**DIRECTIONS FOR THIS TASK:** Find the line with "What's the underlying", then retype it and each later line through the last, exactly. Leave out pictures.

**DATA EXTRACT:**
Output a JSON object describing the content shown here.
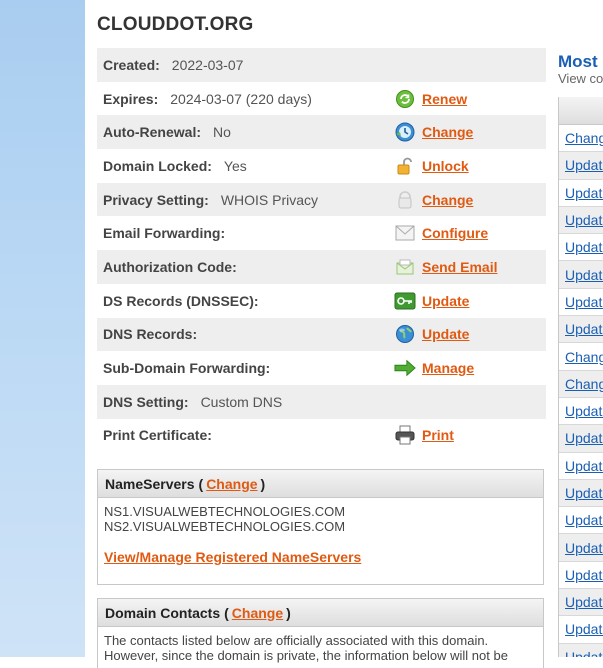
{
  "domain": {
    "title": "CLOUDDOT.ORG"
  },
  "info_rows": [
    {
      "label": "Created:",
      "value": "2022-03-07",
      "action": "",
      "icon": ""
    },
    {
      "label": "Expires:",
      "value": "2024-03-07 (220 days)",
      "action": "Renew",
      "icon": "renew-icon"
    },
    {
      "label": "Auto-Renewal:",
      "value": "No",
      "action": "Change",
      "icon": "clock-icon"
    },
    {
      "label": "Domain Locked:",
      "value": "Yes",
      "action": "Unlock",
      "icon": "lock-icon"
    },
    {
      "label": "Privacy Setting:",
      "value": "WHOIS Privacy",
      "action": "Change",
      "icon": "privacy-icon"
    },
    {
      "label": "Email Forwarding:",
      "value": "",
      "action": "Configure",
      "icon": "envelope-icon"
    },
    {
      "label": "Authorization Code:",
      "value": "",
      "action": "Send Email",
      "icon": "send-email-icon"
    },
    {
      "label": "DS Records (DNSSEC):",
      "value": "",
      "action": "Update",
      "icon": "key-icon"
    },
    {
      "label": "DNS Records:",
      "value": "",
      "action": "Update",
      "icon": "globe-icon"
    },
    {
      "label": "Sub-Domain Forwarding:",
      "value": "",
      "action": "Manage",
      "icon": "arrow-right-icon"
    },
    {
      "label": "DNS Setting:",
      "value": "Custom DNS",
      "action": "",
      "icon": ""
    },
    {
      "label": "Print Certificate:",
      "value": "",
      "action": "Print",
      "icon": "printer-icon"
    }
  ],
  "nameservers": {
    "heading": "NameServers",
    "change_label": "Change",
    "open_paren": "(",
    "close_paren": ")",
    "servers": [
      "NS1.VISUALWEBTECHNOLOGIES.COM",
      "NS2.VISUALWEBTECHNOLOGIES.COM"
    ],
    "manage_link": "View/Manage Registered NameServers"
  },
  "contacts": {
    "heading": "Domain Contacts",
    "change_label": "Change",
    "open_paren": "(",
    "close_paren": ")",
    "text": "The contacts listed below are officially associated with this domain. However, since the domain is private, the information below will not be"
  },
  "right_panel": {
    "title": "Most",
    "subtitle": "View co",
    "rows": [
      "Chang",
      "Update",
      "Update",
      "Update",
      "Update",
      "Update",
      "Update",
      "Update",
      "Chang",
      "Chang",
      "Update",
      "Update",
      "Update",
      "Update",
      "Update",
      "Update",
      "Update",
      "Update",
      "Update",
      "Update"
    ]
  },
  "colors": {
    "link": "#e05a12",
    "accent_blue": "#1a5fb4",
    "row_shade": "#eeeeee"
  }
}
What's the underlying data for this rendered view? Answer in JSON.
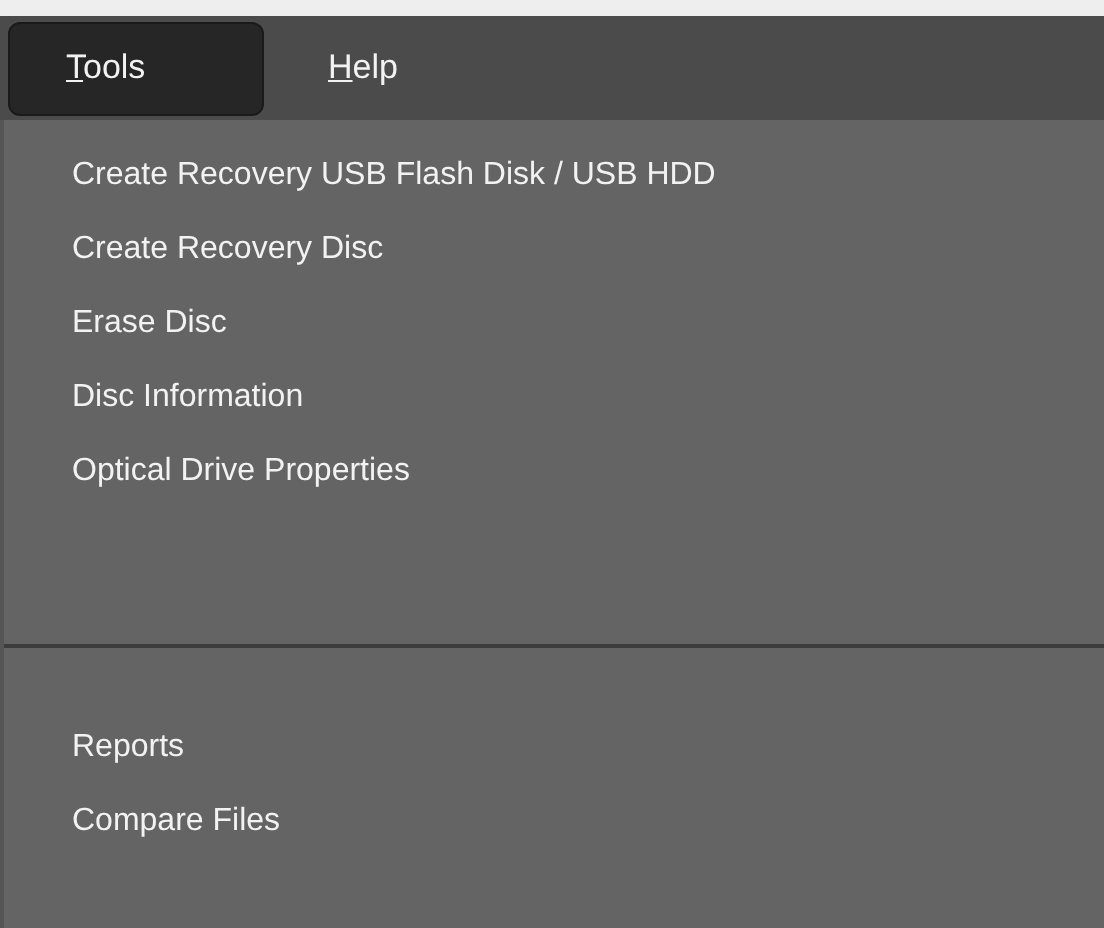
{
  "menu_bar": [
    {
      "label": "Tools",
      "selected": true
    },
    {
      "label": "Help",
      "selected": false
    }
  ],
  "menu": {
    "sections": [
      {
        "items": [
          "Create Recovery USB Flash Disk / USB HDD",
          "Create Recovery Disc",
          "Erase Disc",
          "Disc Information",
          "Optical Drive Properties"
        ]
      },
      {
        "items": [
          "Reports",
          "Compare Files"
        ]
      }
    ]
  }
}
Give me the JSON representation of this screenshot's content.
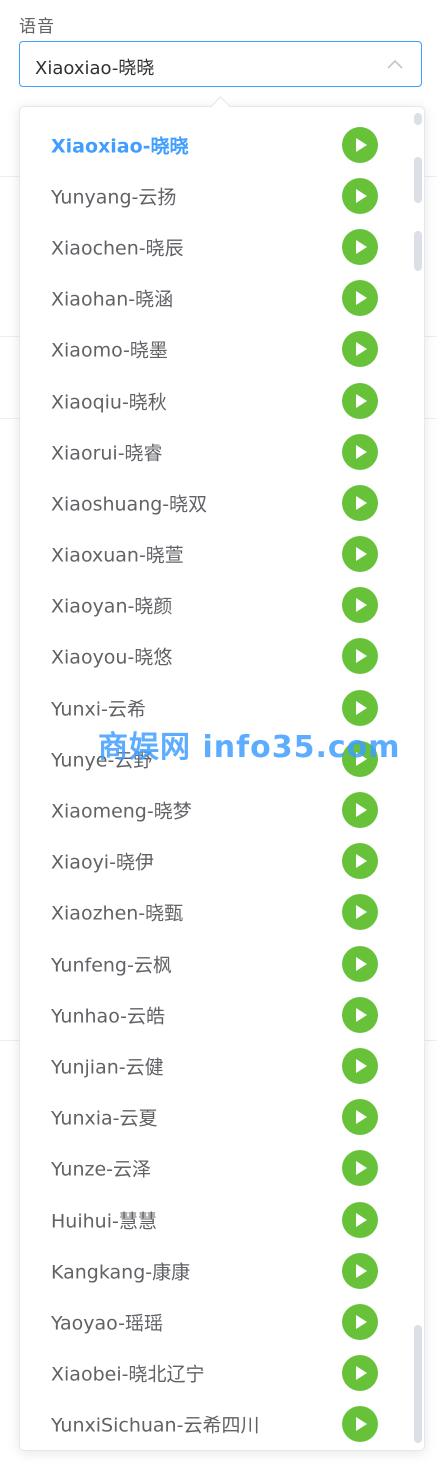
{
  "form": {
    "label": "语音",
    "select_value": "Xiaoxiao-晓晓"
  },
  "dropdown": {
    "selected_index": 0,
    "hovered_index": 26,
    "options": [
      "Xiaoxiao-晓晓",
      "Yunyang-云扬",
      "Xiaochen-晓辰",
      "Xiaohan-晓涵",
      "Xiaomo-晓墨",
      "Xiaoqiu-晓秋",
      "Xiaorui-晓睿",
      "Xiaoshuang-晓双",
      "Xiaoxuan-晓萱",
      "Xiaoyan-晓颜",
      "Xiaoyou-晓悠",
      "Yunxi-云希",
      "Yunye-云野",
      "Xiaomeng-晓梦",
      "Xiaoyi-晓伊",
      "Xiaozhen-晓甄",
      "Yunfeng-云枫",
      "Yunhao-云皓",
      "Yunjian-云健",
      "Yunxia-云夏",
      "Yunze-云泽",
      "Huihui-慧慧",
      "Kangkang-康康",
      "Yaoyao-瑶瑶",
      "Xiaobei-晓北辽宁",
      "YunxiSichuan-云希四川"
    ],
    "play_icon": "play-circle-icon"
  },
  "watermark": "商娱网 info35.com",
  "colors": {
    "accent": "#409eff",
    "play": "#67c23a",
    "text": "#606266",
    "border": "#dcdfe6"
  }
}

**RESPONSE TO THIS TASK:**
What's the underlying data for this rendered view? Answer in JSON.
{
  "menu_bar": [
    {
      "label": "Tools",
      "selected": true
    },
    {
      "label": "Help",
      "selected": false
    }
  ],
  "menu": {
    "sections": [
      {
        "items": [
          "Create Recovery USB Flash Disk / USB HDD",
          "Create Recovery Disc",
          "Erase Disc",
          "Disc Information",
          "Optical Drive Properties"
        ]
      },
      {
        "items": [
          "Reports",
          "Compare Files"
        ]
      }
    ]
  }
}
Give me the JSON representation of this screenshot's content.
{
  "form": {
    "label": "语音",
    "select_value": "Xiaoxiao-晓晓"
  },
  "dropdown": {
    "selected_index": 0,
    "hovered_index": 26,
    "options": [
      "Xiaoxiao-晓晓",
      "Yunyang-云扬",
      "Xiaochen-晓辰",
      "Xiaohan-晓涵",
      "Xiaomo-晓墨",
      "Xiaoqiu-晓秋",
      "Xiaorui-晓睿",
      "Xiaoshuang-晓双",
      "Xiaoxuan-晓萱",
      "Xiaoyan-晓颜",
      "Xiaoyou-晓悠",
      "Yunxi-云希",
      "Yunye-云野",
      "Xiaomeng-晓梦",
      "Xiaoyi-晓伊",
      "Xiaozhen-晓甄",
      "Yunfeng-云枫",
      "Yunhao-云皓",
      "Yunjian-云健",
      "Yunxia-云夏",
      "Yunze-云泽",
      "Huihui-慧慧",
      "Kangkang-康康",
      "Yaoyao-瑶瑶",
      "Xiaobei-晓北辽宁",
      "YunxiSichuan-云希四川"
    ],
    "play_icon": "play-circle-icon"
  },
  "watermark": "商娱网 info35.com",
  "colors": {
    "accent": "#409eff",
    "play": "#67c23a",
    "text": "#606266",
    "border": "#dcdfe6"
  }
}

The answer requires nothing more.